--- INSTRUCTIONS FOR THE TASK ---
Make an exact copy of the lines below.

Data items
§

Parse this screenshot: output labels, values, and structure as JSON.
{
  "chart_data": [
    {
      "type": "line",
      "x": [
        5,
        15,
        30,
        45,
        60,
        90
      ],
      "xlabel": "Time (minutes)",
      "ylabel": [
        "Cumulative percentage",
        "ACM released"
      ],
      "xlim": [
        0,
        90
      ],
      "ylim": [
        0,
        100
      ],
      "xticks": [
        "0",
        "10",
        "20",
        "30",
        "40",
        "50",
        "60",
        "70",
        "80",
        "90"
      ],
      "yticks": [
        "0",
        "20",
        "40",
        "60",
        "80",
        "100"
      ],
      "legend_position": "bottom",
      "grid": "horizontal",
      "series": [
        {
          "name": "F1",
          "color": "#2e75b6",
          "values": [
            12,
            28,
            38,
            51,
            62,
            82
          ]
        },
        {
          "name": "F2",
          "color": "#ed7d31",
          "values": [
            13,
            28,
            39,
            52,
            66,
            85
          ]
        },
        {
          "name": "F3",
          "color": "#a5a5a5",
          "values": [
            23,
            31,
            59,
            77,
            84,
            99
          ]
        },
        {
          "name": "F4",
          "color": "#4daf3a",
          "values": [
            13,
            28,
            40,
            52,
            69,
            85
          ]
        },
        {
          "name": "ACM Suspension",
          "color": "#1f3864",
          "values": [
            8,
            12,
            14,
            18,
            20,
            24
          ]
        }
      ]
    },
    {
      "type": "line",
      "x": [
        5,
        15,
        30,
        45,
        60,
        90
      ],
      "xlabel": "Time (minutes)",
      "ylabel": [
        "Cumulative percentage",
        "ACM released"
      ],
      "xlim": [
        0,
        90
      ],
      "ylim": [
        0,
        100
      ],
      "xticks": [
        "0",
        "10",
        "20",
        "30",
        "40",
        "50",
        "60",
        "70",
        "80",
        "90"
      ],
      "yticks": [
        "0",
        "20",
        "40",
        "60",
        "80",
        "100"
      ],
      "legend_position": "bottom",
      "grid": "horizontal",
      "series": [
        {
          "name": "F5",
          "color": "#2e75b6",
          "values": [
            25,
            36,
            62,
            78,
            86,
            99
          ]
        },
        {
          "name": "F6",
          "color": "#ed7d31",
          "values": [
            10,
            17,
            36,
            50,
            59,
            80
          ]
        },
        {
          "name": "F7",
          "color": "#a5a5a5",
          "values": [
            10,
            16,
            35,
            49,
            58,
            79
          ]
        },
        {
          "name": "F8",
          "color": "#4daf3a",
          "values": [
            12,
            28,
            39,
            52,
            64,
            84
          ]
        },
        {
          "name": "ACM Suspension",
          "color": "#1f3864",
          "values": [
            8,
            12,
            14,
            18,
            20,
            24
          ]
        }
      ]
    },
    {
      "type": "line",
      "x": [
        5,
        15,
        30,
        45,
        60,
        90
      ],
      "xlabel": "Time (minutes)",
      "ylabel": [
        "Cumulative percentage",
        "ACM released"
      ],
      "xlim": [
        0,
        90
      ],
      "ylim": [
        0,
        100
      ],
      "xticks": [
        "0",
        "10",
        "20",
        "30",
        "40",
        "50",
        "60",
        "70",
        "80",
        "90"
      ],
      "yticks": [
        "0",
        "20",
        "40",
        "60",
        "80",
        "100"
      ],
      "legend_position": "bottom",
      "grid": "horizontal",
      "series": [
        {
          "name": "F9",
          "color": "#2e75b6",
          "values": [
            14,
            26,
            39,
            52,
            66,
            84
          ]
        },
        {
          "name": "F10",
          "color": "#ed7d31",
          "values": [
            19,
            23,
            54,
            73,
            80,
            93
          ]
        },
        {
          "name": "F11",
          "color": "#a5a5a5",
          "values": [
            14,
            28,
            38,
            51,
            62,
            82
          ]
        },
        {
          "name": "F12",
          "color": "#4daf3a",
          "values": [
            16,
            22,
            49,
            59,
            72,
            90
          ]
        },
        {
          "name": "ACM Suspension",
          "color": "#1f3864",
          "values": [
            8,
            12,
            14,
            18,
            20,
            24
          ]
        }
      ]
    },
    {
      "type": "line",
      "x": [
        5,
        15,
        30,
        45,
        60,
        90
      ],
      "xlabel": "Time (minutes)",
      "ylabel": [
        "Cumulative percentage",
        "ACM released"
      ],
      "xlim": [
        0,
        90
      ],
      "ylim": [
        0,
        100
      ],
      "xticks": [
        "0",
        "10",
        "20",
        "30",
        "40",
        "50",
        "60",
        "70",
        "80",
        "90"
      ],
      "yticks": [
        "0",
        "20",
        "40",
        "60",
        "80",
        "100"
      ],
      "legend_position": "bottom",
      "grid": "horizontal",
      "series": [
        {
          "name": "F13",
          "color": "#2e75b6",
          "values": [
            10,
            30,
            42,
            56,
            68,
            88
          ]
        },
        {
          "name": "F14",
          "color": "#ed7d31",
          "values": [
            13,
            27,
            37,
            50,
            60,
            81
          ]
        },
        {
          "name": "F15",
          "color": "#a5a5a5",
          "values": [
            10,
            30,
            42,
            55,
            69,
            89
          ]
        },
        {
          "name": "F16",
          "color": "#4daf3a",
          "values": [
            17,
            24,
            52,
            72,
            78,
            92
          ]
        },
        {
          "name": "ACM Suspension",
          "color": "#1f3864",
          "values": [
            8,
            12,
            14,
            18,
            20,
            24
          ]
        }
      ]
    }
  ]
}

§

--- TASK SOLUTION ---
Parse this screenshot: output labels, values, and structure as JSON.
{
  "chart_data": [
    {
      "type": "line",
      "x": [
        5,
        15,
        30,
        45,
        60,
        90
      ],
      "xlabel": "Time (minutes)",
      "ylabel": [
        "Cumulative percentage",
        "ACM released"
      ],
      "xlim": [
        0,
        90
      ],
      "ylim": [
        0,
        100
      ],
      "xticks": [
        "0",
        "10",
        "20",
        "30",
        "40",
        "50",
        "60",
        "70",
        "80",
        "90"
      ],
      "yticks": [
        "0",
        "20",
        "40",
        "60",
        "80",
        "100"
      ],
      "legend_position": "bottom",
      "grid": "horizontal",
      "series": [
        {
          "name": "F1",
          "color": "#2e75b6",
          "values": [
            12,
            28,
            38,
            51,
            62,
            82
          ]
        },
        {
          "name": "F2",
          "color": "#ed7d31",
          "values": [
            13,
            28,
            39,
            52,
            66,
            85
          ]
        },
        {
          "name": "F3",
          "color": "#a5a5a5",
          "values": [
            23,
            31,
            59,
            77,
            84,
            99
          ]
        },
        {
          "name": "F4",
          "color": "#4daf3a",
          "values": [
            13,
            28,
            40,
            52,
            69,
            85
          ]
        },
        {
          "name": "ACM Suspension",
          "color": "#1f3864",
          "values": [
            8,
            12,
            14,
            18,
            20,
            24
          ]
        }
      ]
    },
    {
      "type": "line",
      "x": [
        5,
        15,
        30,
        45,
        60,
        90
      ],
      "xlabel": "Time (minutes)",
      "ylabel": [
        "Cumulative percentage",
        "ACM released"
      ],
      "xlim": [
        0,
        90
      ],
      "ylim": [
        0,
        100
      ],
      "xticks": [
        "0",
        "10",
        "20",
        "30",
        "40",
        "50",
        "60",
        "70",
        "80",
        "90"
      ],
      "yticks": [
        "0",
        "20",
        "40",
        "60",
        "80",
        "100"
      ],
      "legend_position": "bottom",
      "grid": "horizontal",
      "series": [
        {
          "name": "F5",
          "color": "#2e75b6",
          "values": [
            25,
            36,
            62,
            78,
            86,
            99
          ]
        },
        {
          "name": "F6",
          "color": "#ed7d31",
          "values": [
            10,
            17,
            36,
            50,
            59,
            80
          ]
        },
        {
          "name": "F7",
          "color": "#a5a5a5",
          "values": [
            10,
            16,
            35,
            49,
            58,
            79
          ]
        },
        {
          "name": "F8",
          "color": "#4daf3a",
          "values": [
            12,
            28,
            39,
            52,
            64,
            84
          ]
        },
        {
          "name": "ACM Suspension",
          "color": "#1f3864",
          "values": [
            8,
            12,
            14,
            18,
            20,
            24
          ]
        }
      ]
    },
    {
      "type": "line",
      "x": [
        5,
        15,
        30,
        45,
        60,
        90
      ],
      "xlabel": "Time (minutes)",
      "ylabel": [
        "Cumulative percentage",
        "ACM released"
      ],
      "xlim": [
        0,
        90
      ],
      "ylim": [
        0,
        100
      ],
      "xticks": [
        "0",
        "10",
        "20",
        "30",
        "40",
        "50",
        "60",
        "70",
        "80",
        "90"
      ],
      "yticks": [
        "0",
        "20",
        "40",
        "60",
        "80",
        "100"
      ],
      "legend_position": "bottom",
      "grid": "horizontal",
      "series": [
        {
          "name": "F9",
          "color": "#2e75b6",
          "values": [
            14,
            26,
            39,
            52,
            66,
            84
          ]
        },
        {
          "name": "F10",
          "color": "#ed7d31",
          "values": [
            19,
            23,
            54,
            73,
            80,
            93
          ]
        },
        {
          "name": "F11",
          "color": "#a5a5a5",
          "values": [
            14,
            28,
            38,
            51,
            62,
            82
          ]
        },
        {
          "name": "F12",
          "color": "#4daf3a",
          "values": [
            16,
            22,
            49,
            59,
            72,
            90
          ]
        },
        {
          "name": "ACM Suspension",
          "color": "#1f3864",
          "values": [
            8,
            12,
            14,
            18,
            20,
            24
          ]
        }
      ]
    },
    {
      "type": "line",
      "x": [
        5,
        15,
        30,
        45,
        60,
        90
      ],
      "xlabel": "Time (minutes)",
      "ylabel": [
        "Cumulative percentage",
        "ACM released"
      ],
      "xlim": [
        0,
        90
      ],
      "ylim": [
        0,
        100
      ],
      "xticks": [
        "0",
        "10",
        "20",
        "30",
        "40",
        "50",
        "60",
        "70",
        "80",
        "90"
      ],
      "yticks": [
        "0",
        "20",
        "40",
        "60",
        "80",
        "100"
      ],
      "legend_position": "bottom",
      "grid": "horizontal",
      "series": [
        {
          "name": "F13",
          "color": "#2e75b6",
          "values": [
            10,
            30,
            42,
            56,
            68,
            88
          ]
        },
        {
          "name": "F14",
          "color": "#ed7d31",
          "values": [
            13,
            27,
            37,
            50,
            60,
            81
          ]
        },
        {
          "name": "F15",
          "color": "#a5a5a5",
          "values": [
            10,
            30,
            42,
            55,
            69,
            89
          ]
        },
        {
          "name": "F16",
          "color": "#4daf3a",
          "values": [
            17,
            24,
            52,
            72,
            78,
            92
          ]
        },
        {
          "name": "ACM Suspension",
          "color": "#1f3864",
          "values": [
            8,
            12,
            14,
            18,
            20,
            24
          ]
        }
      ]
    }
  ]
}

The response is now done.